===== DATASET

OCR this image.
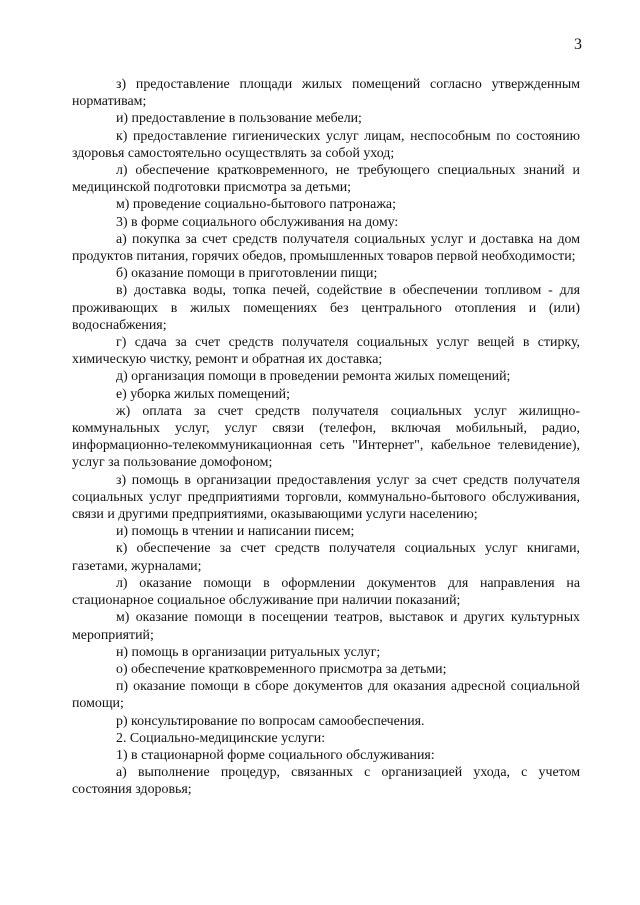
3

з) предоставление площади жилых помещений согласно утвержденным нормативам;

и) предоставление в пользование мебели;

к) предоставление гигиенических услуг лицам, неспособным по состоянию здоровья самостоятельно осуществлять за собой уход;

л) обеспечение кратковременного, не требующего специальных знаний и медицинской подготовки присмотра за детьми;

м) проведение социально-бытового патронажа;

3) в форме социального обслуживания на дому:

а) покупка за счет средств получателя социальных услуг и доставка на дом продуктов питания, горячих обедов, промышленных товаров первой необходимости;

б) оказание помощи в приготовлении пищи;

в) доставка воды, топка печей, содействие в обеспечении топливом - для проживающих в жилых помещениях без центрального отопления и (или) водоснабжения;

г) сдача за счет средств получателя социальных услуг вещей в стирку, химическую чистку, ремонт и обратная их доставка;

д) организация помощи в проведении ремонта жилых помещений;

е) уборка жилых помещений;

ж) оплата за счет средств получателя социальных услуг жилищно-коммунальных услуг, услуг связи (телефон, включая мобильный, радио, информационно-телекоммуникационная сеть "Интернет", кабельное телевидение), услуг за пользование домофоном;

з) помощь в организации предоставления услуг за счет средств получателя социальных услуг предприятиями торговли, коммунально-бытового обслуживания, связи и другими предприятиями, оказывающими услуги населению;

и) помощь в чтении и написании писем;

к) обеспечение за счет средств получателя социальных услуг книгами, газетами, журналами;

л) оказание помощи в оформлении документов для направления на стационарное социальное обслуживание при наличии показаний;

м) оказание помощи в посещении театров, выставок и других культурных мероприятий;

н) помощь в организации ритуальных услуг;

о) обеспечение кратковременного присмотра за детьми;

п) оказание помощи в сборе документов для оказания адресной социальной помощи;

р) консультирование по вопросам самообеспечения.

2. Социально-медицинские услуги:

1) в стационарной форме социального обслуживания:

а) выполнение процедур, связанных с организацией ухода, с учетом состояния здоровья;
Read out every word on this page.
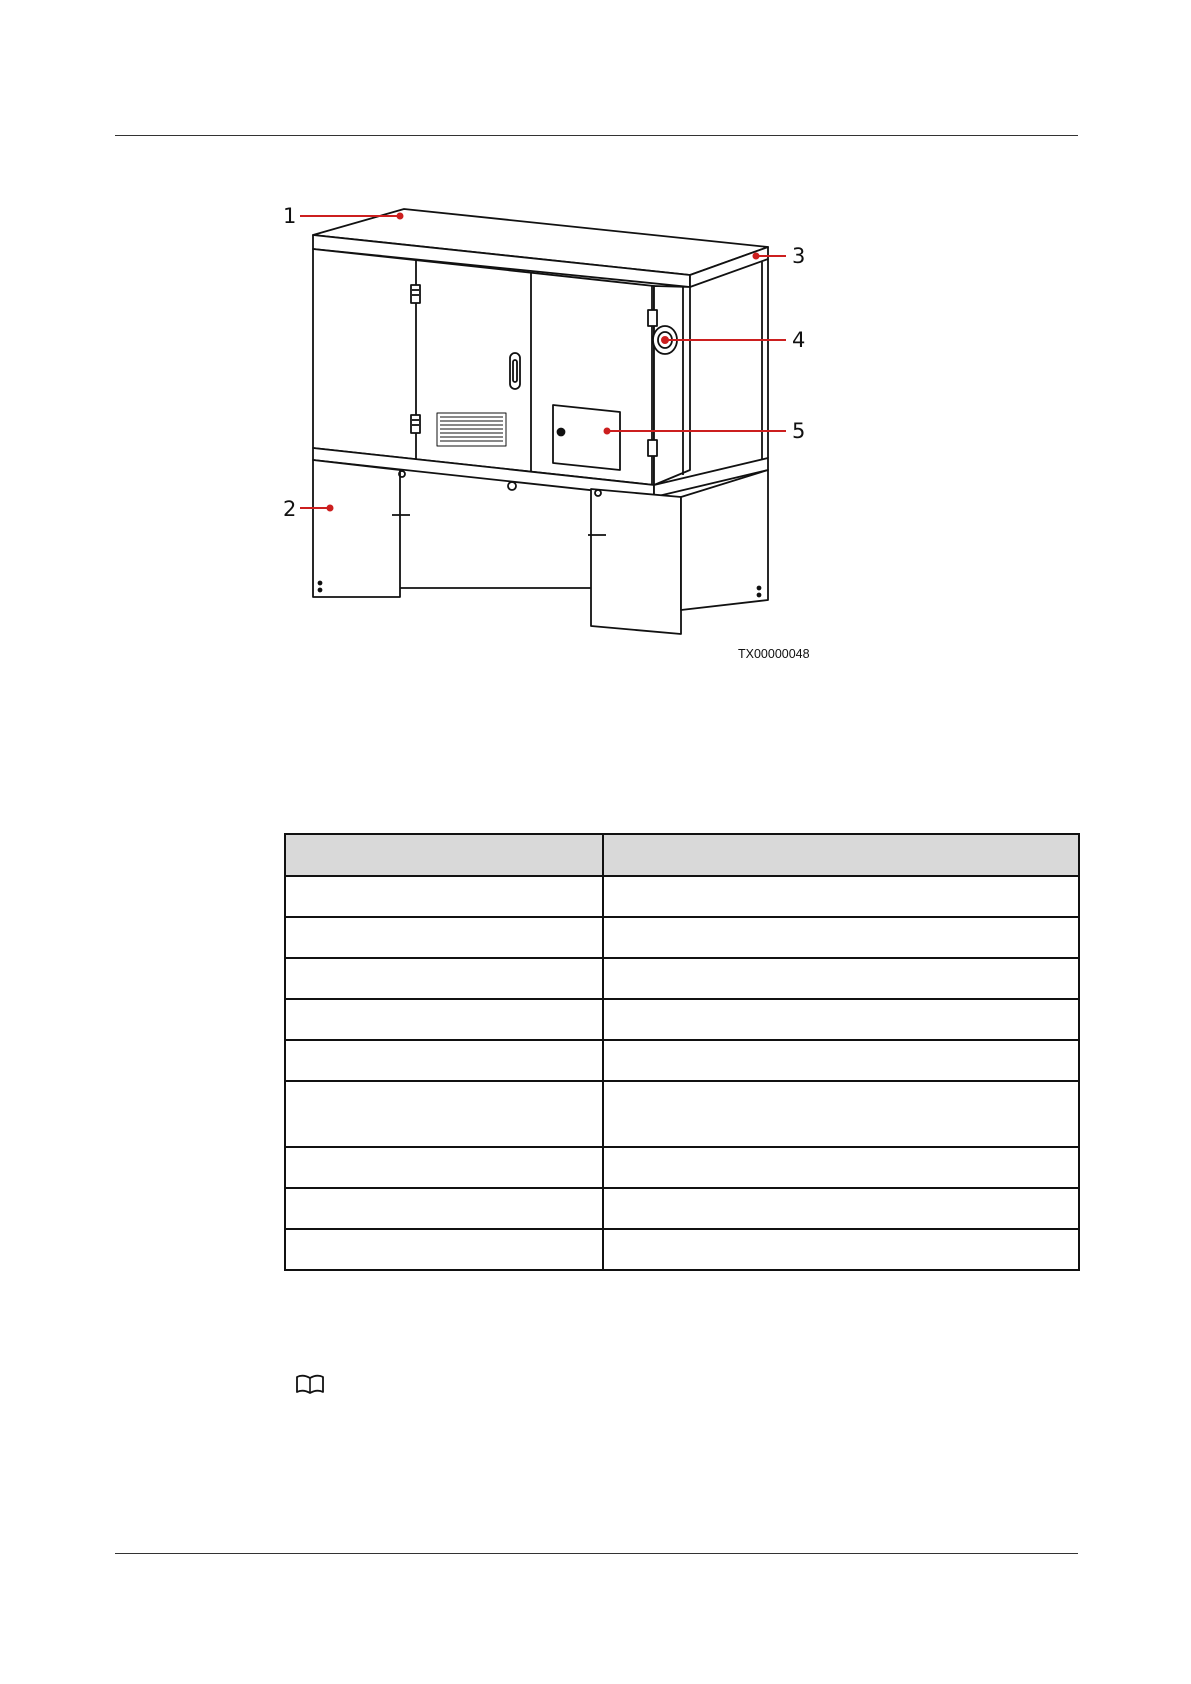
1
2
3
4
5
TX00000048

==========
===== DATASET

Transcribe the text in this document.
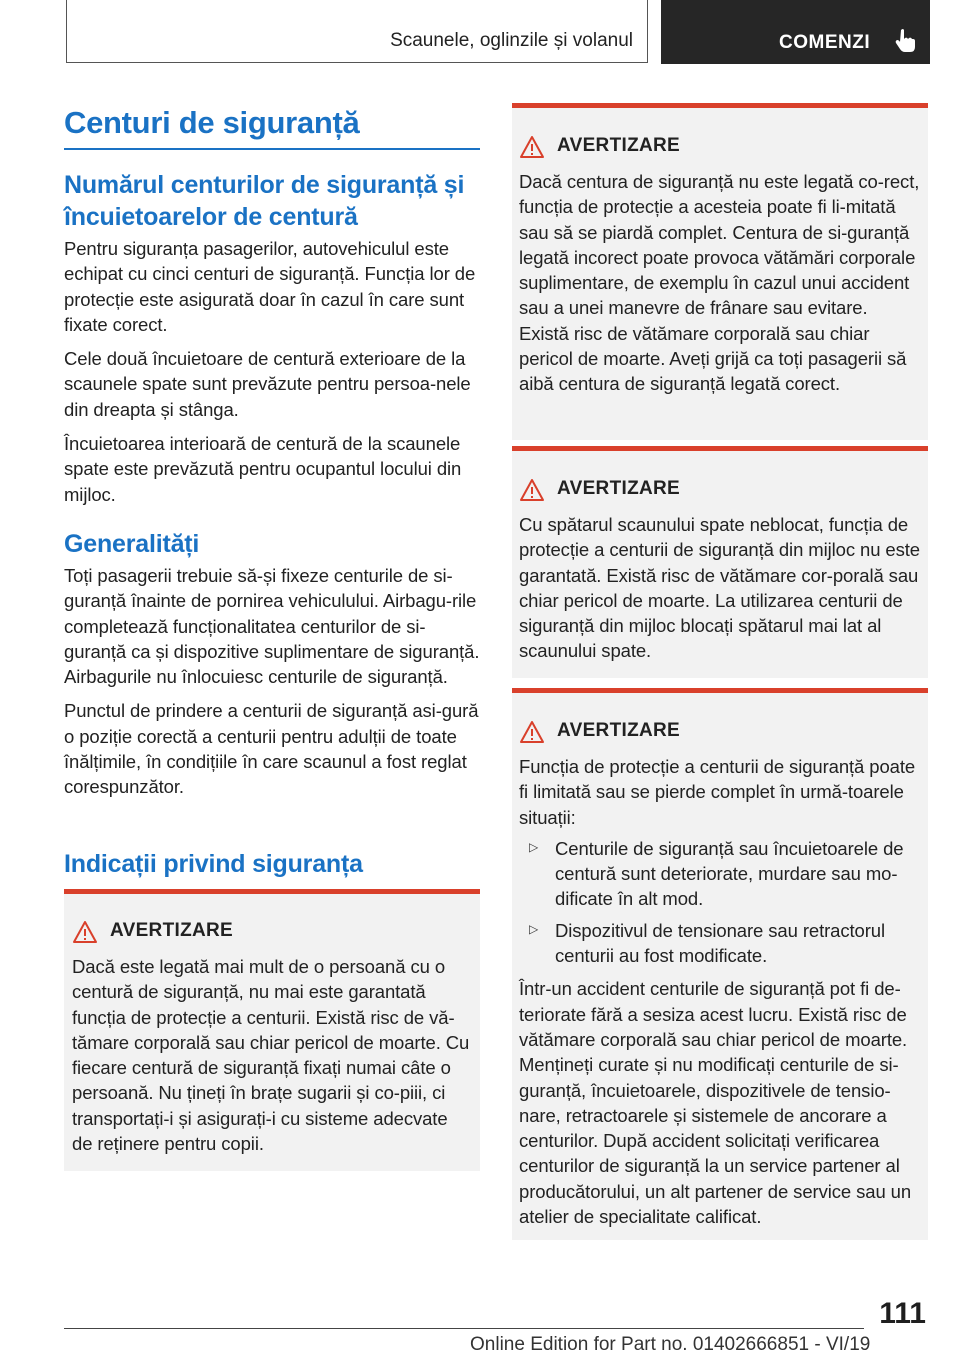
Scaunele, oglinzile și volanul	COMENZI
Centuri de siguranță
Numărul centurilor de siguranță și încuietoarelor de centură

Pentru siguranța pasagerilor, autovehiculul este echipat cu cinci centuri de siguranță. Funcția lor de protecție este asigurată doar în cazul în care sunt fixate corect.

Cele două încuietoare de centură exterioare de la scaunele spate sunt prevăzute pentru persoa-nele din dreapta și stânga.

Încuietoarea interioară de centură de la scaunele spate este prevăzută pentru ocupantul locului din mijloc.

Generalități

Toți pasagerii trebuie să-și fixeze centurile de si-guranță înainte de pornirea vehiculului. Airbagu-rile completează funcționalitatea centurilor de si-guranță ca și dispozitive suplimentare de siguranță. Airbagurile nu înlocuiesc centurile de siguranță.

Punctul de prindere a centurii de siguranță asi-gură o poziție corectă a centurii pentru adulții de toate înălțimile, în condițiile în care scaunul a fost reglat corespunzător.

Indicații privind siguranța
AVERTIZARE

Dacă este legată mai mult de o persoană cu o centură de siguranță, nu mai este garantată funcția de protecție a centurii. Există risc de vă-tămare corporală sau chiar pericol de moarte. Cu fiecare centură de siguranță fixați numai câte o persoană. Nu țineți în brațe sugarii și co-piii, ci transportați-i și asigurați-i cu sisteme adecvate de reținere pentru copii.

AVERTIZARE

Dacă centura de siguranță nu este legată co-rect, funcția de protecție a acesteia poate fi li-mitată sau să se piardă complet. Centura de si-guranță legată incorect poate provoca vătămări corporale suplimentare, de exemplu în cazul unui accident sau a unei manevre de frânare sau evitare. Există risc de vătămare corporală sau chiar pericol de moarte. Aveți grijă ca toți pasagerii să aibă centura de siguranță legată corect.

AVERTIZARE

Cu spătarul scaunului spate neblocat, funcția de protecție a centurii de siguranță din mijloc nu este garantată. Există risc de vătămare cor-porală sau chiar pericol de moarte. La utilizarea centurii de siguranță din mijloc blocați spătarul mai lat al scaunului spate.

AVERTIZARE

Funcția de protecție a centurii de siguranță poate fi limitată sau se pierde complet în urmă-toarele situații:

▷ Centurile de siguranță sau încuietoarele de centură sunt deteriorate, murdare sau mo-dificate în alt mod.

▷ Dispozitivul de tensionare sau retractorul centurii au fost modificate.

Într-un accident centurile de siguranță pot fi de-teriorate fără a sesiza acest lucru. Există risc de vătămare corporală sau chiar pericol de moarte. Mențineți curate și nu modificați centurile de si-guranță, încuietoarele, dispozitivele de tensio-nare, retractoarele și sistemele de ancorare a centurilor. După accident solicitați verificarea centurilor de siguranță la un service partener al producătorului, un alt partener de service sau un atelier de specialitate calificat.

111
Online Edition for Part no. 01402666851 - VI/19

==========
===== DATASET

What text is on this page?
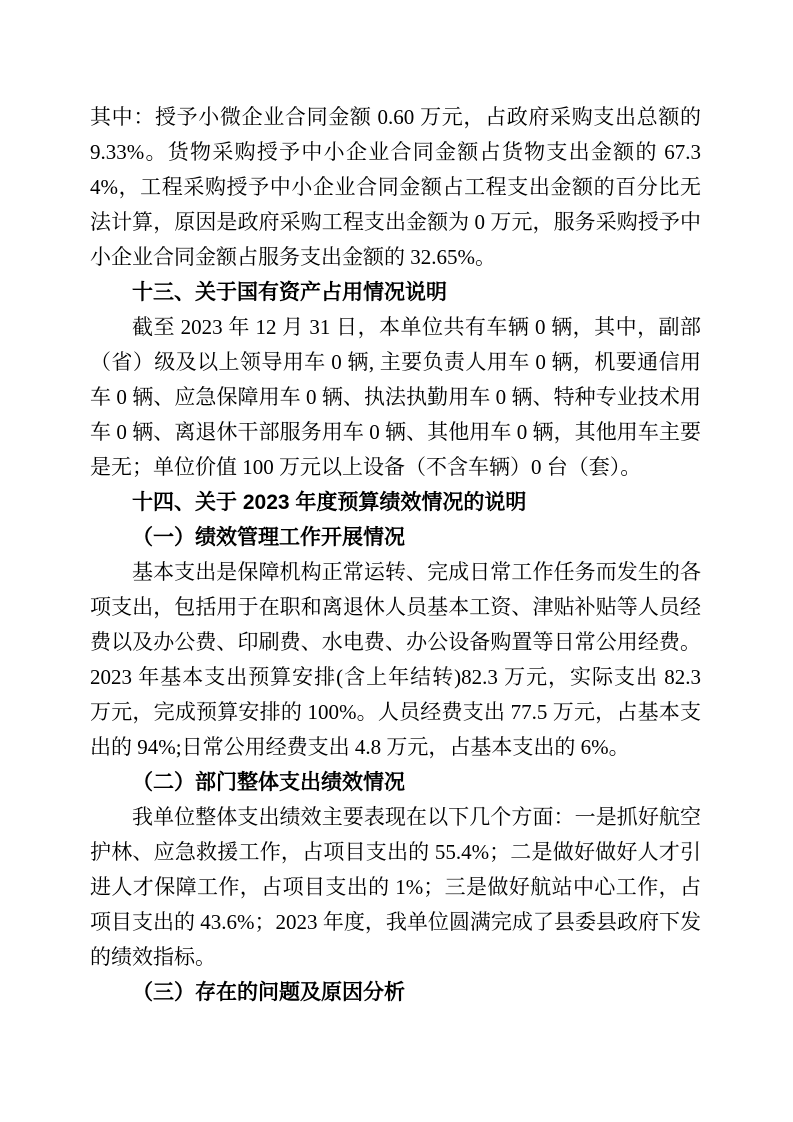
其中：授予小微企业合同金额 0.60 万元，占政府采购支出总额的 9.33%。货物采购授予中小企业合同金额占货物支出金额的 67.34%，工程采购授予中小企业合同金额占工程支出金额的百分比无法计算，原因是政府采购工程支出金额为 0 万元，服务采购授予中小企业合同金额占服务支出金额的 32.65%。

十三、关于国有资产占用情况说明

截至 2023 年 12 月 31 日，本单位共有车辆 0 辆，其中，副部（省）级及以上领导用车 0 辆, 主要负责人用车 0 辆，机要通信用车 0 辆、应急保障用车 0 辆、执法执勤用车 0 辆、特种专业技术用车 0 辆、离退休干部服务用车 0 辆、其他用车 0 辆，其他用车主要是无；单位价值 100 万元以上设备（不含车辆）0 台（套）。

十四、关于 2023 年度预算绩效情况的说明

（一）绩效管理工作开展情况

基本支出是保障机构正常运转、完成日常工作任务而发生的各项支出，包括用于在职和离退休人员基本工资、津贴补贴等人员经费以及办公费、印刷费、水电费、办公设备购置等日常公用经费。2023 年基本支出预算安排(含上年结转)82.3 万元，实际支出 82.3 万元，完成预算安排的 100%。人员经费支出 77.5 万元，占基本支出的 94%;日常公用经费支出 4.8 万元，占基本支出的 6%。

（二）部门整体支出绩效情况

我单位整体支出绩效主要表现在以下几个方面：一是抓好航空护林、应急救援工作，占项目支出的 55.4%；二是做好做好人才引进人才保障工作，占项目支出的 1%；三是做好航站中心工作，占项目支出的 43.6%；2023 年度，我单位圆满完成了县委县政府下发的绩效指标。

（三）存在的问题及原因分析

==========

● YOUR OBJECTIVE: Show each line of the data that contains the string "siguranța".

● RESULT OF THIS EXERCISE:
Pentru siguranța pasagerilor, autovehiculul este echipat cu cinci centuri de siguranță. Funcția lor de protecție este asigurată doar în cazul în care sunt fixate corect.
Indicații privind siguranța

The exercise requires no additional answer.